Aufgabe >> Nenne alle geografischen Namen im Interview über chancengerechteres Studieren, die nicht Teil eines Hochschulnamens sind.

Ausgangstext >>
▬▬▬▬▬▬
Interview Isabell van Ackeren „Studieren soll chancengerechter werden“

Duisburg · Die Prorektorin für Studium und Lehre der Universität Dusiburg-Essen möchte Ausbildung und Studium weiter verzahnen. Sie findet, dass Studieren in Deutschland demokratischer gestaltet werden sollte.

 Isabell van Ackeren

Isabell van Ackeren

Foto: Frank Preuss/Fank Preuss

Die jüngst veröffentlichten Zahlen des Centrums für Hochschulentwicklung in Gütersloh belegen, dass immer mehr Studenten ohne Abitur an die Hochschulen, auch in NRW, kommen. 686 sind es bislang etwa an der Universität Duisburg-Essen. Ein Gespräch mit der Prorektorin für Studium und Lehre der Universität Duisburg-Essen (UDE), Isabell van Ackeren, über den Wert des Studiums, unterschiedliche Bildungsbiografien und warum Studieren demokratischer werden sollte.

Gibt es Deutschland tatsächlich einen „Akademisierungswahn“, wie ihn gerade Industrie und Handwerk immer wieder bemängeln?
▬▬▬▬▬▬
Bereitgestellte Angaben >>
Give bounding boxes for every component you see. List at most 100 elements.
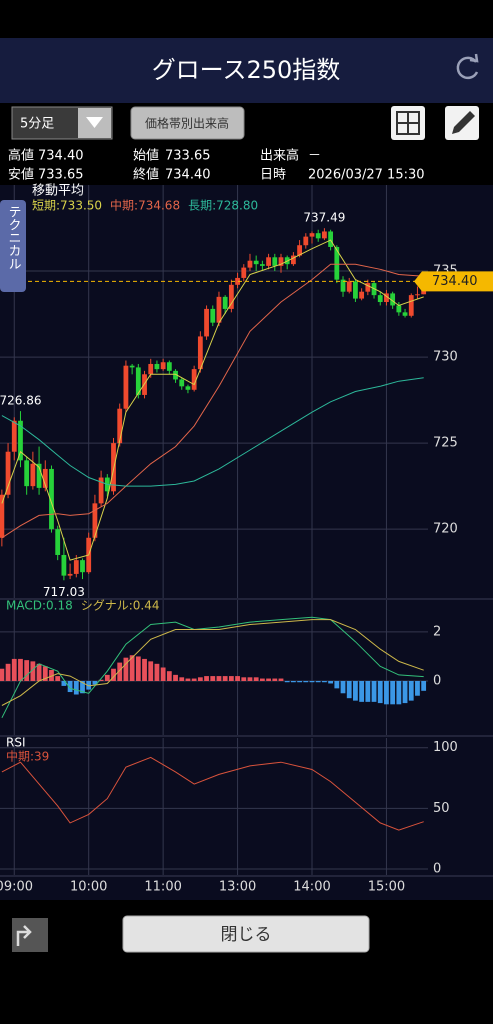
histogram-bar bbox=[415, 681, 420, 696]
candle-body bbox=[92, 503, 98, 538]
histogram-bar bbox=[353, 681, 358, 701]
technical-tab[interactable]: テクニカル bbox=[0, 200, 26, 292]
close-button[interactable]: 閉じる bbox=[122, 915, 370, 953]
histogram-bar bbox=[49, 669, 54, 681]
button-box bbox=[130, 106, 245, 140]
candle-body bbox=[11, 420, 17, 452]
legend-entry: MACD:0.18 bbox=[6, 599, 73, 613]
histogram-bar bbox=[111, 668, 116, 681]
candle-body bbox=[173, 370, 178, 380]
histogram-bar bbox=[421, 681, 427, 691]
histogram-bar bbox=[384, 681, 389, 705]
tab-box bbox=[0, 200, 26, 292]
histogram-bar bbox=[92, 681, 98, 685]
indicator-title: RSI bbox=[6, 736, 26, 750]
x-tick-label: 11:00 bbox=[144, 880, 181, 895]
histogram-bar bbox=[104, 674, 110, 681]
tab-label: テクニカル bbox=[6, 205, 21, 270]
histogram-bar bbox=[55, 676, 61, 681]
x-tick-label: 09:00 bbox=[0, 880, 33, 895]
histogram-bar bbox=[390, 681, 396, 705]
period-dropdown[interactable]: 5分足 bbox=[11, 106, 113, 140]
y-tick-label: 100 bbox=[433, 740, 458, 755]
extreme-label: 726.86 bbox=[0, 394, 41, 408]
candle-body bbox=[390, 293, 396, 306]
pen-icon bbox=[452, 111, 475, 134]
candle-body bbox=[67, 573, 73, 576]
candle-body bbox=[204, 308, 209, 337]
candle-body bbox=[154, 363, 160, 370]
histogram-bar bbox=[346, 681, 352, 699]
histogram-bar bbox=[334, 681, 340, 689]
histogram-bar bbox=[67, 681, 73, 693]
button-label: 価格帯別出来高 bbox=[145, 116, 229, 131]
refresh-button[interactable] bbox=[456, 53, 479, 80]
histogram-bar bbox=[191, 678, 197, 681]
histogram-bar bbox=[278, 678, 284, 681]
draw-button[interactable] bbox=[445, 106, 479, 140]
histogram-bar bbox=[235, 676, 240, 681]
candle-body bbox=[129, 365, 135, 368]
histogram-bar bbox=[377, 681, 383, 704]
chart-background bbox=[0, 185, 493, 900]
refresh-icon bbox=[456, 56, 479, 80]
histogram-bar bbox=[154, 663, 160, 681]
quote-value: － bbox=[308, 149, 321, 164]
histogram-bar bbox=[228, 676, 234, 681]
candle-body bbox=[415, 294, 420, 296]
candle-body bbox=[384, 293, 389, 303]
layout-button[interactable] bbox=[391, 106, 425, 140]
button-box bbox=[122, 915, 370, 953]
candle-body bbox=[408, 295, 414, 316]
candle-body bbox=[98, 477, 104, 504]
quote-label: 日時 bbox=[260, 168, 286, 183]
y-tick-label: 720 bbox=[433, 522, 458, 537]
dropdown-label: 5分足 bbox=[20, 117, 54, 132]
candle-body bbox=[222, 296, 228, 309]
histogram-bar bbox=[408, 681, 414, 701]
series-line bbox=[1, 377, 424, 487]
candle-body bbox=[179, 379, 185, 387]
histogram-bar bbox=[135, 656, 141, 681]
candle-body bbox=[340, 279, 346, 292]
dropdown-arrow bbox=[86, 117, 103, 128]
histogram-bar bbox=[216, 676, 222, 681]
candle-body bbox=[185, 386, 191, 390]
histogram-bar bbox=[253, 677, 259, 681]
grid-icon bbox=[396, 111, 420, 135]
candle-body bbox=[402, 312, 408, 316]
histogram-bar bbox=[247, 677, 253, 681]
histogram-bar bbox=[5, 663, 11, 681]
candle-body bbox=[266, 257, 271, 266]
volume-button[interactable]: 価格帯別出来高 bbox=[130, 106, 245, 140]
candle-body bbox=[247, 260, 253, 268]
back-button[interactable] bbox=[12, 918, 48, 952]
quote-label: 始値 bbox=[133, 148, 159, 164]
back-icon bbox=[16, 925, 32, 946]
series-line bbox=[1, 239, 424, 561]
candle-body bbox=[309, 233, 315, 237]
histogram-bar bbox=[259, 678, 265, 681]
histogram-bar bbox=[241, 677, 247, 681]
histogram-bar bbox=[322, 681, 327, 683]
histogram-bar bbox=[290, 681, 296, 683]
candle-body bbox=[160, 362, 166, 370]
candle-body bbox=[210, 308, 216, 323]
histogram-bar bbox=[11, 658, 17, 681]
candle-body bbox=[197, 336, 203, 370]
candle-body bbox=[303, 236, 309, 246]
title: グロース250指数 bbox=[152, 56, 341, 84]
candle-body bbox=[73, 560, 79, 574]
quote-label: 高値 bbox=[8, 148, 34, 164]
candle-body bbox=[241, 267, 247, 278]
candle-body bbox=[346, 281, 352, 292]
candle-body bbox=[334, 246, 340, 280]
x-tick-label: 14:00 bbox=[293, 880, 330, 895]
histogram-bar bbox=[402, 681, 408, 704]
current-price-label: 734.40 bbox=[432, 274, 478, 289]
candle-body bbox=[322, 231, 327, 239]
histogram-bar bbox=[185, 678, 191, 681]
y-tick-label: 2 bbox=[433, 624, 441, 639]
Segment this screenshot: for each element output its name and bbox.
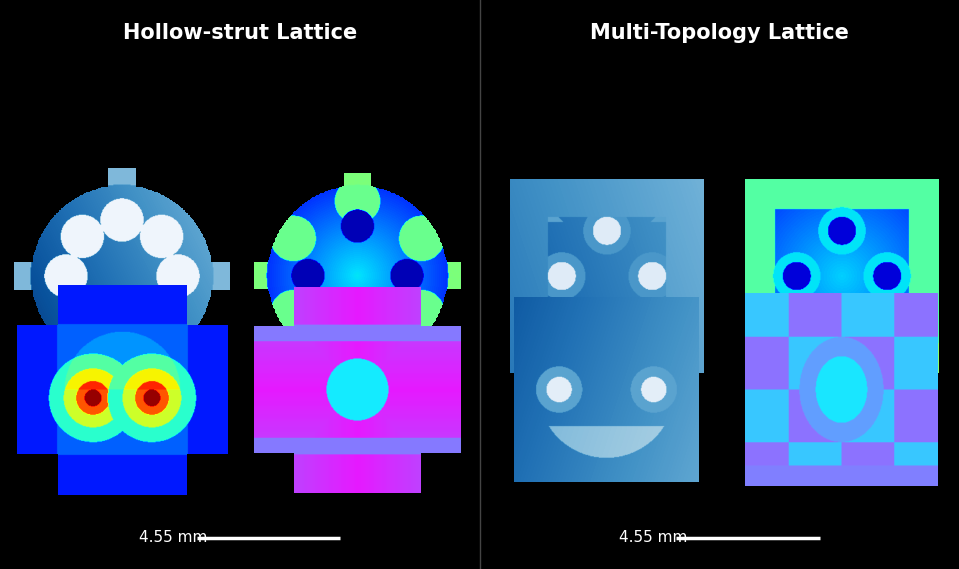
Text: Hollow-strut Lattice: Hollow-strut Lattice bbox=[123, 23, 357, 43]
Text: 4.55 mm: 4.55 mm bbox=[619, 530, 687, 545]
Text: 4.55 mm: 4.55 mm bbox=[139, 530, 207, 545]
Text: Multi-Topology Lattice: Multi-Topology Lattice bbox=[590, 23, 849, 43]
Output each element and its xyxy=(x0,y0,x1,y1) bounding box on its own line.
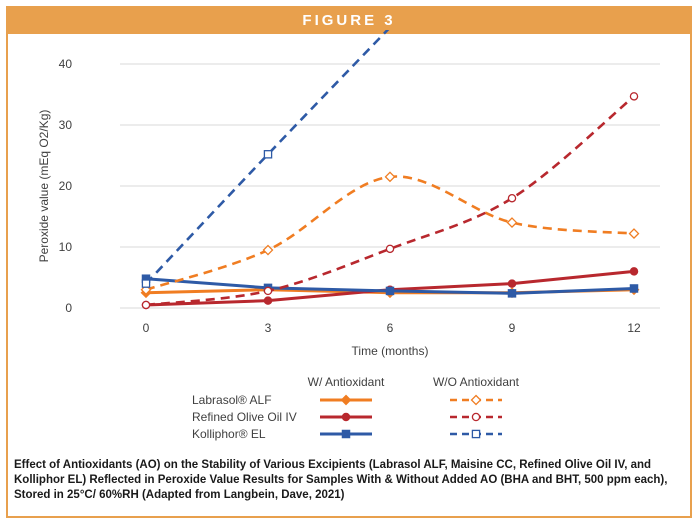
x-axis-label: Time (months) xyxy=(352,344,429,358)
legend-marker xyxy=(470,394,482,406)
y-axis-label: Peroxide value (mEq O2/Kg) xyxy=(37,110,51,263)
legend-header-with-ao: W/ Antioxidant xyxy=(308,375,385,389)
legend-label: Refined Olive Oil IV xyxy=(192,410,297,424)
y-tick-label: 40 xyxy=(59,57,73,71)
series-line xyxy=(145,175,635,291)
legend-marker xyxy=(471,412,481,422)
x-tick-label: 9 xyxy=(509,321,516,335)
y-tick-label: 30 xyxy=(59,118,73,132)
data-point xyxy=(262,244,274,256)
data-point xyxy=(141,300,151,310)
data-point xyxy=(385,286,395,296)
legend: W/ Antioxidant W/O Antioxidant Labrasol® A… xyxy=(192,375,520,441)
data-point xyxy=(629,92,639,101)
series-line xyxy=(145,95,635,307)
data-point xyxy=(384,171,396,183)
figure-caption: Effect of Antioxidants (AO) on the Stabi… xyxy=(14,459,668,501)
series-lines xyxy=(140,30,640,310)
data-point xyxy=(507,193,517,203)
legend-marker xyxy=(471,429,481,439)
legend-marker xyxy=(341,429,351,439)
y-tick-label: 10 xyxy=(59,240,73,254)
gridlines xyxy=(120,63,660,309)
x-tick-label: 12 xyxy=(627,321,641,335)
data-point xyxy=(263,150,273,159)
series-without-diamond xyxy=(140,171,640,296)
series-without-square xyxy=(141,30,390,288)
figure-label: FIGURE 3 xyxy=(8,8,690,34)
data-point xyxy=(141,279,151,288)
data-point xyxy=(629,284,639,293)
data-point xyxy=(263,296,273,305)
x-tick-labels: 0 3 6 9 12 xyxy=(143,321,641,335)
x-tick-label: 0 xyxy=(143,321,150,335)
data-point xyxy=(628,228,640,239)
data-point xyxy=(629,267,639,276)
legend-label: Kolliphor® EL xyxy=(192,427,266,441)
y-tick-label: 20 xyxy=(59,179,73,193)
data-point xyxy=(385,244,395,254)
x-tick-label: 6 xyxy=(387,321,394,335)
legend-header-without-ao: W/O Antioxidant xyxy=(433,375,520,389)
series-without-circle xyxy=(141,92,639,310)
data-point xyxy=(263,286,273,296)
legend-marker xyxy=(341,412,351,422)
data-point xyxy=(506,217,518,229)
data-point xyxy=(507,279,517,288)
legend-marker xyxy=(340,394,352,406)
y-tick-label: 0 xyxy=(65,301,72,315)
legend-label: Labrasol® ALF xyxy=(192,393,272,407)
data-point xyxy=(507,289,517,298)
x-tick-label: 3 xyxy=(265,321,272,335)
y-tick-labels: 0 10 20 30 40 xyxy=(59,57,73,315)
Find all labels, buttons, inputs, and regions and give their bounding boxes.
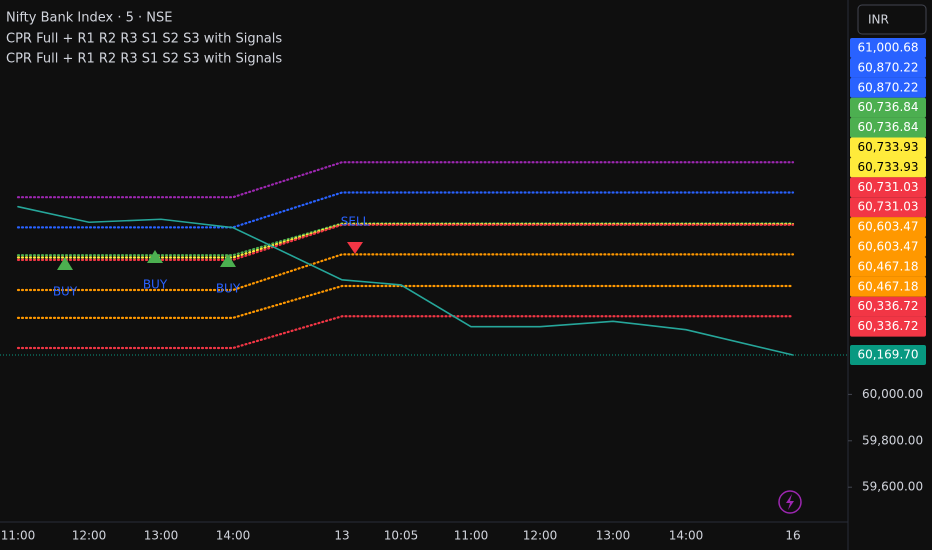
price-tag [850, 157, 926, 178]
price-tag [850, 217, 926, 238]
y-tick-label: 59,600.00 [862, 480, 923, 494]
x-tick-label: 14:00 [669, 529, 704, 543]
price-tag-label: 61,000.68 [857, 41, 918, 55]
price-tag [850, 97, 926, 118]
price-tag-label: 60,336.72 [857, 319, 918, 333]
level-line [16, 191, 795, 229]
price-tag-label: 60,603.47 [857, 240, 918, 254]
price-tag [850, 57, 926, 78]
sell-marker [347, 242, 363, 254]
x-tick-label: 10:05 [384, 529, 419, 543]
last-price-tag [850, 345, 926, 366]
x-tick-label: 16 [785, 529, 800, 543]
signal-label: BUY [216, 282, 241, 296]
level-line [16, 315, 795, 350]
y-tick-label: 60,000.00 [862, 387, 923, 401]
price-tag-label: 60,603.47 [857, 220, 918, 234]
x-tick-label: 13 [334, 529, 349, 543]
x-tick-label: 12:00 [523, 529, 558, 543]
price-tag [850, 276, 926, 297]
price-tag-label: 60,336.72 [857, 299, 918, 313]
level-line [16, 253, 795, 292]
last-price-label: 60,169.70 [857, 348, 918, 362]
signal-label: BUY [53, 285, 78, 299]
price-line [17, 205, 794, 356]
x-tick-label: 11:00 [1, 529, 36, 543]
signal-label: BUY [143, 278, 168, 292]
price-tag-label: 60,467.18 [857, 279, 918, 293]
price-tag [850, 137, 926, 158]
x-tick-label: 14:00 [216, 529, 251, 543]
y-tick-label: 59,800.00 [862, 433, 923, 447]
price-tag-label: 60,467.18 [857, 259, 918, 273]
price-tag-label: 60,736.84 [857, 100, 918, 114]
price-tag-label: 60,736.84 [857, 120, 918, 134]
signal-label: SELL [341, 215, 370, 229]
level-line [16, 161, 795, 199]
price-tag [850, 256, 926, 277]
price-tag [850, 77, 926, 98]
x-tick-label: 12:00 [72, 529, 107, 543]
currency[interactable]: INR [868, 13, 889, 27]
price-tag [850, 316, 926, 337]
price-tag-label: 60,870.22 [857, 80, 918, 94]
price-tag [850, 177, 926, 198]
indicator: CPR Full + R1 R2 R3 S1 S2 S3 with Signal… [6, 32, 282, 47]
price-tag [850, 296, 926, 317]
price-tag [850, 237, 926, 257]
x-tick-label: 11:00 [454, 529, 489, 543]
x-tick-label: 13:00 [596, 529, 631, 543]
price-tag-label: 60,733.93 [857, 160, 918, 174]
price-tag-label: 60,731.03 [857, 200, 918, 214]
indicator: CPR Full + R1 R2 R3 S1 S2 S3 with Signal… [6, 52, 282, 67]
price-tag [850, 38, 926, 58]
price-tag-label: 60,731.03 [857, 180, 918, 194]
buy-marker [57, 257, 73, 270]
level-line [16, 223, 795, 261]
lightning-glyph [786, 494, 794, 510]
price-tag [850, 197, 926, 218]
price-tag-label: 60,733.93 [857, 140, 918, 154]
lightning-icon[interactable] [778, 490, 802, 514]
price-tag [850, 117, 926, 138]
buy-marker [147, 250, 163, 263]
price-tag-label: 60,870.22 [857, 60, 918, 74]
level-line [16, 284, 795, 319]
x-tick-label: 13:00 [144, 529, 179, 543]
buy-marker [220, 254, 236, 267]
chart-title: Nifty Bank Index · 5 · NSE [6, 11, 172, 26]
currency-button[interactable] [857, 4, 927, 35]
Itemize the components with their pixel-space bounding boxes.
▬▬▬▬▬▬
Lösung >> Duisburg, Deutschland, Gütersloh, NRW